[Collected data entries]
■ ■ ■ ■ ■

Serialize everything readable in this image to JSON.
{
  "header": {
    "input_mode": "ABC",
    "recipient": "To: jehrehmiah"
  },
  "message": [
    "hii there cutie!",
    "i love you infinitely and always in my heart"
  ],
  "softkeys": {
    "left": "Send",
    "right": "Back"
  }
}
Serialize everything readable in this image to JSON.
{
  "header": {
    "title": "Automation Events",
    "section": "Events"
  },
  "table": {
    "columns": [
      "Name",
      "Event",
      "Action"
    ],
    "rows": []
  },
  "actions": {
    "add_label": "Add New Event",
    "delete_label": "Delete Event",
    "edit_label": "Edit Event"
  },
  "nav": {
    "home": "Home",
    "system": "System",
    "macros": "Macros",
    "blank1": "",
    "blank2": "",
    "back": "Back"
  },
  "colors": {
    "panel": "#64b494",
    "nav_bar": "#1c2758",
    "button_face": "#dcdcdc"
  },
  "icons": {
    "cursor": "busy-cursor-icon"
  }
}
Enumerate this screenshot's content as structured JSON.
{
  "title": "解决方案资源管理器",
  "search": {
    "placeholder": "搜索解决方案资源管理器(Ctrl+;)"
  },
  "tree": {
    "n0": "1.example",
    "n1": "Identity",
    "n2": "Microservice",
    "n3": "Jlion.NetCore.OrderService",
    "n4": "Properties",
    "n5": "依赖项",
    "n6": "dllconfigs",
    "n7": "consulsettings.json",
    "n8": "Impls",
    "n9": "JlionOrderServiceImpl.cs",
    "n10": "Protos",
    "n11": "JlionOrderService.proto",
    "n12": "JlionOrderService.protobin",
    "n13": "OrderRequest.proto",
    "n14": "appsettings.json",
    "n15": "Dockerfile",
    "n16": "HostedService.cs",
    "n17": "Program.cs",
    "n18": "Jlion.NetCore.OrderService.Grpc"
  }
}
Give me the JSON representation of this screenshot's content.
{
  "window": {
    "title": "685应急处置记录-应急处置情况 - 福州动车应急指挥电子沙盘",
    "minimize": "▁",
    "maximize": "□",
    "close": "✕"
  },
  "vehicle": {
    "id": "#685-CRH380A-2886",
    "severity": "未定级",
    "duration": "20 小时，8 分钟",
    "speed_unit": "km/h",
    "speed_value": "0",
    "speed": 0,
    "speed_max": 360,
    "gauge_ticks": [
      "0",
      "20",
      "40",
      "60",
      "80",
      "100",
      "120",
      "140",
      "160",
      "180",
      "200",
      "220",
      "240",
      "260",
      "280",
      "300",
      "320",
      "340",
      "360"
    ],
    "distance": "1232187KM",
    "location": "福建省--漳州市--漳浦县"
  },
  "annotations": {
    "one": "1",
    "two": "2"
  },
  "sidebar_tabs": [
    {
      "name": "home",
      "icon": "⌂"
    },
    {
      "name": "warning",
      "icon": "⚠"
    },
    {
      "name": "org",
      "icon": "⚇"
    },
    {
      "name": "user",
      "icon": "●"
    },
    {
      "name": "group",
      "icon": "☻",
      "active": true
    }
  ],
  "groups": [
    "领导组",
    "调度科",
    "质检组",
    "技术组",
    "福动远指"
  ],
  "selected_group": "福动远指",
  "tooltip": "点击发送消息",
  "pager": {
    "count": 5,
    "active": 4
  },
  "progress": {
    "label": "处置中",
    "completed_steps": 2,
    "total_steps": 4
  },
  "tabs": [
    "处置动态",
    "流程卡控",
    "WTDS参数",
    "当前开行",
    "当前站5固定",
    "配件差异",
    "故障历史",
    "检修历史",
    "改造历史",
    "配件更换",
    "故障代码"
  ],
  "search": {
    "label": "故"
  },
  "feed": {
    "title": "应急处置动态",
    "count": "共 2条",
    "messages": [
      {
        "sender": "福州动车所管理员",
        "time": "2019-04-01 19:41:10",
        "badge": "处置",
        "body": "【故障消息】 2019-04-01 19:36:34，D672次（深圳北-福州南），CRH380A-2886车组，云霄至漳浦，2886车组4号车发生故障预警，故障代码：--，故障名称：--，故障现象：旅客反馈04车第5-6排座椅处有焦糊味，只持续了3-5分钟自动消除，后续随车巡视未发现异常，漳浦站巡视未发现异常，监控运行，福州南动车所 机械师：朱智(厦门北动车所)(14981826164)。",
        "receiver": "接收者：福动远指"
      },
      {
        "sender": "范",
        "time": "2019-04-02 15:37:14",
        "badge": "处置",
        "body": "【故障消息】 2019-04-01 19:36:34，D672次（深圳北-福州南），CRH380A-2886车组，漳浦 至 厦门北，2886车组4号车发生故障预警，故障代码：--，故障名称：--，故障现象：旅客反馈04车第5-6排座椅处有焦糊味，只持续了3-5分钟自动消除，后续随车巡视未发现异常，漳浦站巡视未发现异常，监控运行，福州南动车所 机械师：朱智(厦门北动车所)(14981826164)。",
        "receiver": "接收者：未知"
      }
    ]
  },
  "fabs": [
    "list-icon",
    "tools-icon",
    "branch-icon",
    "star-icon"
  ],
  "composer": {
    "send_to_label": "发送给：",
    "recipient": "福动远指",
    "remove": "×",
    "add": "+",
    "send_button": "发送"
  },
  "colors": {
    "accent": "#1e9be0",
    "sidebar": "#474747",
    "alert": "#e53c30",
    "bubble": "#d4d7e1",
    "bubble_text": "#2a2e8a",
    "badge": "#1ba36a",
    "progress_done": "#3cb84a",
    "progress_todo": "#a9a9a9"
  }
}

■ ■ ■ ■ ■

THE REQUEST:
Extract the full listing above without altering anything.

SOLUTION FOR THIS PROBLEM:
Serialize everything readable in this image to JSON.
{
  "header": {
    "input_mode": "ABC",
    "recipient": "To: jehrehmiah"
  },
  "message": [
    "hii there cutie!",
    "i love you infinitely and always in my heart"
  ],
  "softkeys": {
    "left": "Send",
    "right": "Back"
  }
}
Serialize everything readable in this image to JSON.
{
  "header": {
    "title": "Automation Events",
    "section": "Events"
  },
  "table": {
    "columns": [
      "Name",
      "Event",
      "Action"
    ],
    "rows": []
  },
  "actions": {
    "add_label": "Add New Event",
    "delete_label": "Delete Event",
    "edit_label": "Edit Event"
  },
  "nav": {
    "home": "Home",
    "system": "System",
    "macros": "Macros",
    "blank1": "",
    "blank2": "",
    "back": "Back"
  },
  "colors": {
    "panel": "#64b494",
    "nav_bar": "#1c2758",
    "button_face": "#dcdcdc"
  },
  "icons": {
    "cursor": "busy-cursor-icon"
  }
}
Enumerate this screenshot's content as structured JSON.
{
  "title": "解决方案资源管理器",
  "search": {
    "placeholder": "搜索解决方案资源管理器(Ctrl+;)"
  },
  "tree": {
    "n0": "1.example",
    "n1": "Identity",
    "n2": "Microservice",
    "n3": "Jlion.NetCore.OrderService",
    "n4": "Properties",
    "n5": "依赖项",
    "n6": "dllconfigs",
    "n7": "consulsettings.json",
    "n8": "Impls",
    "n9": "JlionOrderServiceImpl.cs",
    "n10": "Protos",
    "n11": "JlionOrderService.proto",
    "n12": "JlionOrderService.protobin",
    "n13": "OrderRequest.proto",
    "n14": "appsettings.json",
    "n15": "Dockerfile",
    "n16": "HostedService.cs",
    "n17": "Program.cs",
    "n18": "Jlion.NetCore.OrderService.Grpc"
  }
}
Give me the JSON representation of this screenshot's content.
{
  "window": {
    "title": "685应急处置记录-应急处置情况 - 福州动车应急指挥电子沙盘",
    "minimize": "▁",
    "maximize": "□",
    "close": "✕"
  },
  "vehicle": {
    "id": "#685-CRH380A-2886",
    "severity": "未定级",
    "duration": "20 小时，8 分钟",
    "speed_unit": "km/h",
    "speed_value": "0",
    "speed": 0,
    "speed_max": 360,
    "gauge_ticks": [
      "0",
      "20",
      "40",
      "60",
      "80",
      "100",
      "120",
      "140",
      "160",
      "180",
      "200",
      "220",
      "240",
      "260",
      "280",
      "300",
      "320",
      "340",
      "360"
    ],
    "distance": "1232187KM",
    "location": "福建省--漳州市--漳浦县"
  },
  "annotations": {
    "one": "1",
    "two": "2"
  },
  "sidebar_tabs": [
    {
      "name": "home",
      "icon": "⌂"
    },
    {
      "name": "warning",
      "icon": "⚠"
    },
    {
      "name": "org",
      "icon": "⚇"
    },
    {
      "name": "user",
      "icon": "●"
    },
    {
      "name": "group",
      "icon": "☻",
      "active": true
    }
  ],
  "groups": [
    "领导组",
    "调度科",
    "质检组",
    "技术组",
    "福动远指"
  ],
  "selected_group": "福动远指",
  "tooltip": "点击发送消息",
  "pager": {
    "count": 5,
    "active": 4
  },
  "progress": {
    "label": "处置中",
    "completed_steps": 2,
    "total_steps": 4
  },
  "tabs": [
    "处置动态",
    "流程卡控",
    "WTDS参数",
    "当前开行",
    "当前站5固定",
    "配件差异",
    "故障历史",
    "检修历史",
    "改造历史",
    "配件更换",
    "故障代码"
  ],
  "search": {
    "label": "故"
  },
  "feed": {
    "title": "应急处置动态",
    "count": "共 2条",
    "messages": [
      {
        "sender": "福州动车所管理员",
        "time": "2019-04-01 19:41:10",
        "badge": "处置",
        "body": "【故障消息】 2019-04-01 19:36:34，D672次（深圳北-福州南），CRH380A-2886车组，云霄至漳浦，2886车组4号车发生故障预警，故障代码：--，故障名称：--，故障现象：旅客反馈04车第5-6排座椅处有焦糊味，只持续了3-5分钟自动消除，后续随车巡视未发现异常，漳浦站巡视未发现异常，监控运行，福州南动车所 机械师：朱智(厦门北动车所)(14981826164)。",
        "receiver": "接收者：福动远指"
      },
      {
        "sender": "范",
        "time": "2019-04-02 15:37:14",
        "badge": "处置",
        "body": "【故障消息】 2019-04-01 19:36:34，D672次（深圳北-福州南），CRH380A-2886车组，漳浦 至 厦门北，2886车组4号车发生故障预警，故障代码：--，故障名称：--，故障现象：旅客反馈04车第5-6排座椅处有焦糊味，只持续了3-5分钟自动消除，后续随车巡视未发现异常，漳浦站巡视未发现异常，监控运行，福州南动车所 机械师：朱智(厦门北动车所)(14981826164)。",
        "receiver": "接收者：未知"
      }
    ]
  },
  "fabs": [
    "list-icon",
    "tools-icon",
    "branch-icon",
    "star-icon"
  ],
  "composer": {
    "send_to_label": "发送给：",
    "recipient": "福动远指",
    "remove": "×",
    "add": "+",
    "send_button": "发送"
  },
  "colors": {
    "accent": "#1e9be0",
    "sidebar": "#474747",
    "alert": "#e53c30",
    "bubble": "#d4d7e1",
    "bubble_text": "#2a2e8a",
    "badge": "#1ba36a",
    "progress_done": "#3cb84a",
    "progress_todo": "#a9a9a9"
  }
}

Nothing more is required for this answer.